Description of the task | Pick out every line in the data below that holds "strapless".

Data records |
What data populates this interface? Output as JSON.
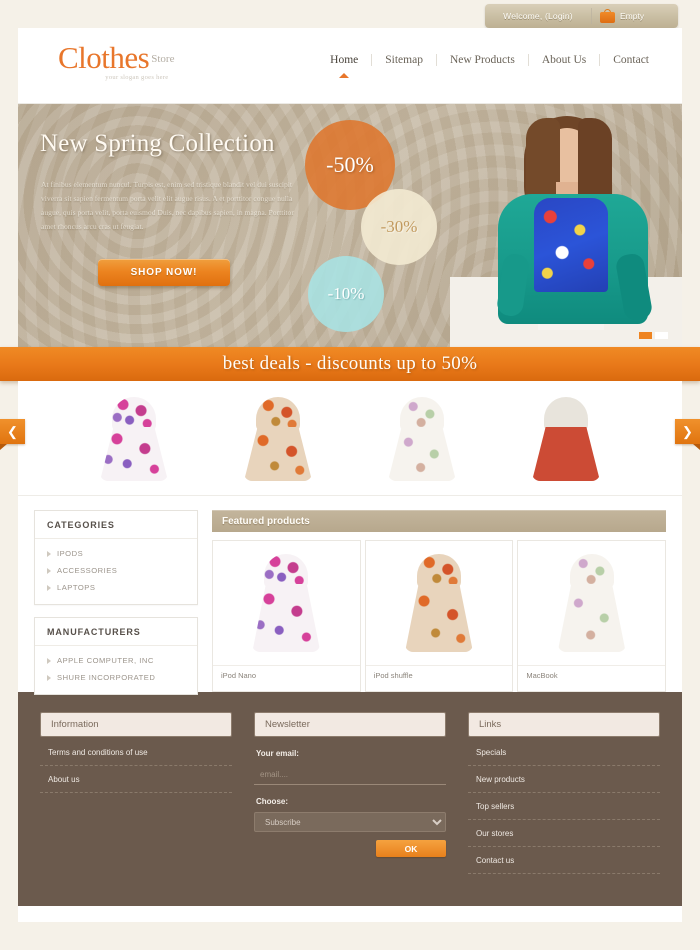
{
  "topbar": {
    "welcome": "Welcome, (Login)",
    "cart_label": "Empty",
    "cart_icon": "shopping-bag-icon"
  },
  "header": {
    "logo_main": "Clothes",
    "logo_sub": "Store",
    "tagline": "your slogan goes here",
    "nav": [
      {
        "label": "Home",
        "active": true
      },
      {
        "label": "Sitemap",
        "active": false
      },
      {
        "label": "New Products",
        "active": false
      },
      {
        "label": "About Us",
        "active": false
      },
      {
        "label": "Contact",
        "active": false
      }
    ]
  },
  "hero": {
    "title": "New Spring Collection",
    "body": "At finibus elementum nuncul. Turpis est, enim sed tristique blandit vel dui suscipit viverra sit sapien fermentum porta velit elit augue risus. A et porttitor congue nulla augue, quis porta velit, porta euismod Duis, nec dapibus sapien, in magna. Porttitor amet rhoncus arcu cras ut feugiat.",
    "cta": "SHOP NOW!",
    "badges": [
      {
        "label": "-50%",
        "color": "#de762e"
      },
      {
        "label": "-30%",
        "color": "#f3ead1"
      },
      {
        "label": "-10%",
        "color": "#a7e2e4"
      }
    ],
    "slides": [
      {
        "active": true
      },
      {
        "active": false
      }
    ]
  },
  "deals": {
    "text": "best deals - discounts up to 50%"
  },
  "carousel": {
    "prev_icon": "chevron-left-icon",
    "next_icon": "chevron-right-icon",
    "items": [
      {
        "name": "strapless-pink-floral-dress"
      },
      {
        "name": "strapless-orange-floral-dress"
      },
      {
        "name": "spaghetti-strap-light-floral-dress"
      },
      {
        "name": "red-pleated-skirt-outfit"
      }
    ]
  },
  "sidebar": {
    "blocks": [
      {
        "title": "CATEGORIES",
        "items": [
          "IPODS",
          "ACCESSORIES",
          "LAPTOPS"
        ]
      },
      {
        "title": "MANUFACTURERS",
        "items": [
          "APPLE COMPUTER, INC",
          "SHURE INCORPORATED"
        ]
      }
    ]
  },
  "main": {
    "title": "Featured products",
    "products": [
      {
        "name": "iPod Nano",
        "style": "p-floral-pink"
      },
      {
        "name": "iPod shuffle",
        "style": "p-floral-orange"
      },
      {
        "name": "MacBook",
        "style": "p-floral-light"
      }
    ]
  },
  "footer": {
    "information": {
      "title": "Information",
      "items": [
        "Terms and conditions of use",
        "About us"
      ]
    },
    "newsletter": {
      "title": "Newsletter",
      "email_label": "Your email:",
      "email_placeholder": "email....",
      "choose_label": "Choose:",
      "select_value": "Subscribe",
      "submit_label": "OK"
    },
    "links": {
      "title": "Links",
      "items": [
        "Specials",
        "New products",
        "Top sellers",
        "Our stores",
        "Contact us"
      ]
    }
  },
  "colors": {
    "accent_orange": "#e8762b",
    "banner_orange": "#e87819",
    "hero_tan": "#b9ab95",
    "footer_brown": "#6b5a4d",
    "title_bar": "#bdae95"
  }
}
--
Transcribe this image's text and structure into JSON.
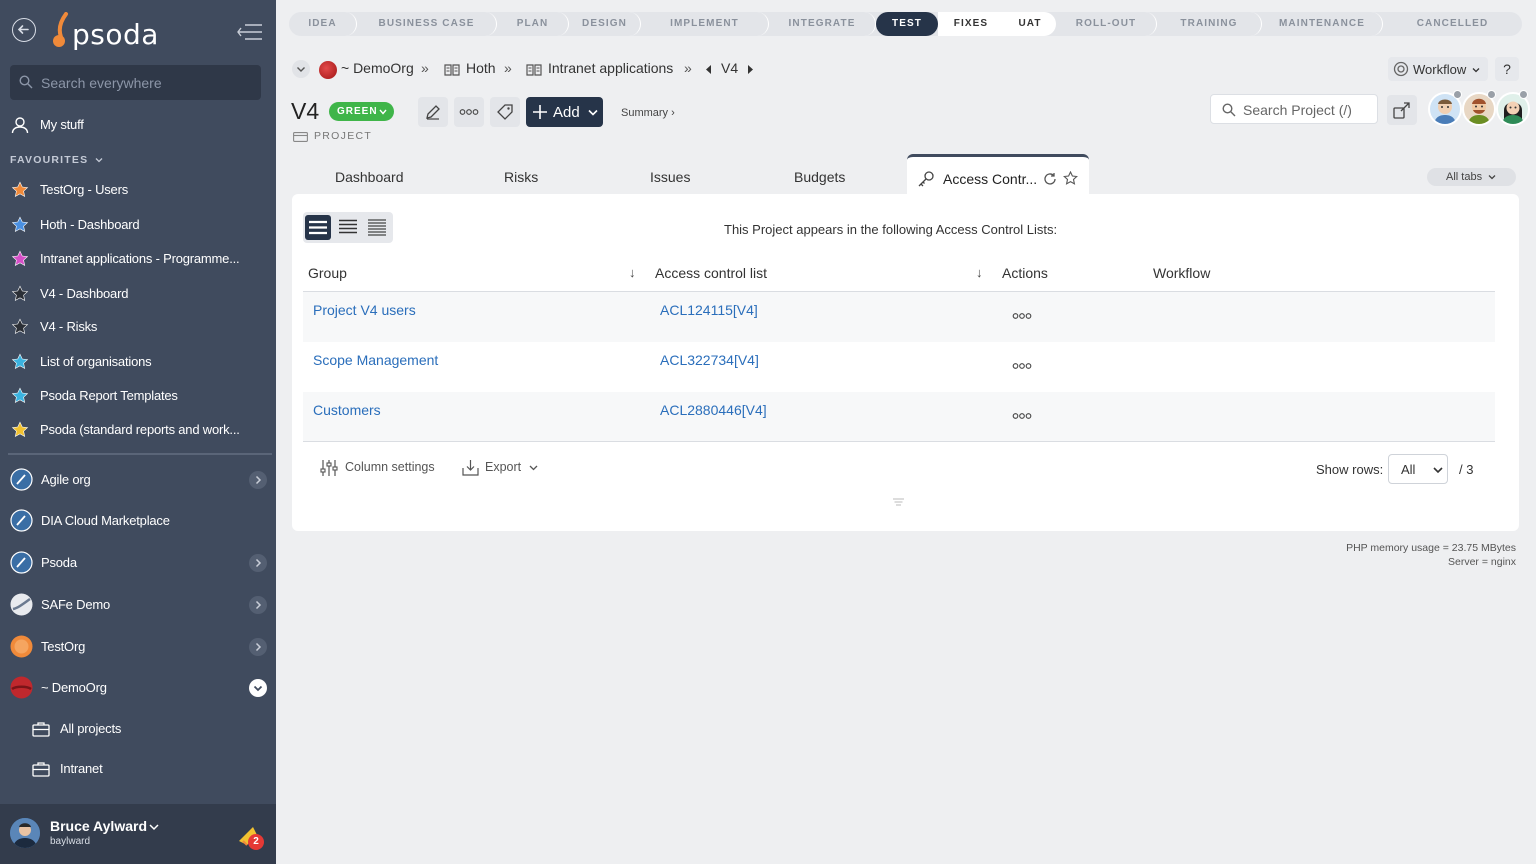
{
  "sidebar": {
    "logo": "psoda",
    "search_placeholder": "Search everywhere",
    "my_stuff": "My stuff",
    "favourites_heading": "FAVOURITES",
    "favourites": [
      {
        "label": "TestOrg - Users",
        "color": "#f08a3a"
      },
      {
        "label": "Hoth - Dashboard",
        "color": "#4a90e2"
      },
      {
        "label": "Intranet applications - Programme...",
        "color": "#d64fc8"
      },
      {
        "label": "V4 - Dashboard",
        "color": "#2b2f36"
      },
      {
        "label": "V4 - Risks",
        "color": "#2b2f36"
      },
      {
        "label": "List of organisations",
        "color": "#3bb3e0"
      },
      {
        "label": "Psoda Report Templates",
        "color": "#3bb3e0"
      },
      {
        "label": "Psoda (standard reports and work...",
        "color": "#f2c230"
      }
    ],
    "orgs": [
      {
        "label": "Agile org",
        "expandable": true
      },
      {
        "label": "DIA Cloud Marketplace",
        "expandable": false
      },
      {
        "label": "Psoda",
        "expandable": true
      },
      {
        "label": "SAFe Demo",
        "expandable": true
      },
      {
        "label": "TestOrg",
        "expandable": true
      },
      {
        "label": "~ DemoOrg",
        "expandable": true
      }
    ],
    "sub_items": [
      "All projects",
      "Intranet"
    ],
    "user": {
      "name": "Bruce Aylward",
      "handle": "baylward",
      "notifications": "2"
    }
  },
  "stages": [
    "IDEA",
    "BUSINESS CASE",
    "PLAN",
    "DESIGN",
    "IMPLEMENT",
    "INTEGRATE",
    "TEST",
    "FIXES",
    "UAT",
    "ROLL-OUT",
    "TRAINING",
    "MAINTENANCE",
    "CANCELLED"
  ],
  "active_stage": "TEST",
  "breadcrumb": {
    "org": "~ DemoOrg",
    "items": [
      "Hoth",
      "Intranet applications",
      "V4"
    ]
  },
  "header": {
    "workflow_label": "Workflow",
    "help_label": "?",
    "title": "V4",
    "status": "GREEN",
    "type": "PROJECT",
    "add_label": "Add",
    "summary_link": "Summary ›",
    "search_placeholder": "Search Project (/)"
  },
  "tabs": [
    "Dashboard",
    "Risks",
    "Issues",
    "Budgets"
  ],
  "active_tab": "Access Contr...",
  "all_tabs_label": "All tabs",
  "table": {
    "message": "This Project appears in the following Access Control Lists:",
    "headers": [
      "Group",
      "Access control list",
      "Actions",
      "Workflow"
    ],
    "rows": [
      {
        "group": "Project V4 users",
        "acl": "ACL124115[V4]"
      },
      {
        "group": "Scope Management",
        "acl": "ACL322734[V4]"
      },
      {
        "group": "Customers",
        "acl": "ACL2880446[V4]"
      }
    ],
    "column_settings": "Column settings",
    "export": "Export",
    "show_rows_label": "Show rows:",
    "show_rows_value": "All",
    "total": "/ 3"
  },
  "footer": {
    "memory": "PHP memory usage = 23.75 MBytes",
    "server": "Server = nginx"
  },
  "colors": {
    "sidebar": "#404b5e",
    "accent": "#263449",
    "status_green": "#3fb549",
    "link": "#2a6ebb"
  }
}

Result below |
        "name": "strapless-pink-floral-dress"
        "name": "strapless-orange-floral-dress"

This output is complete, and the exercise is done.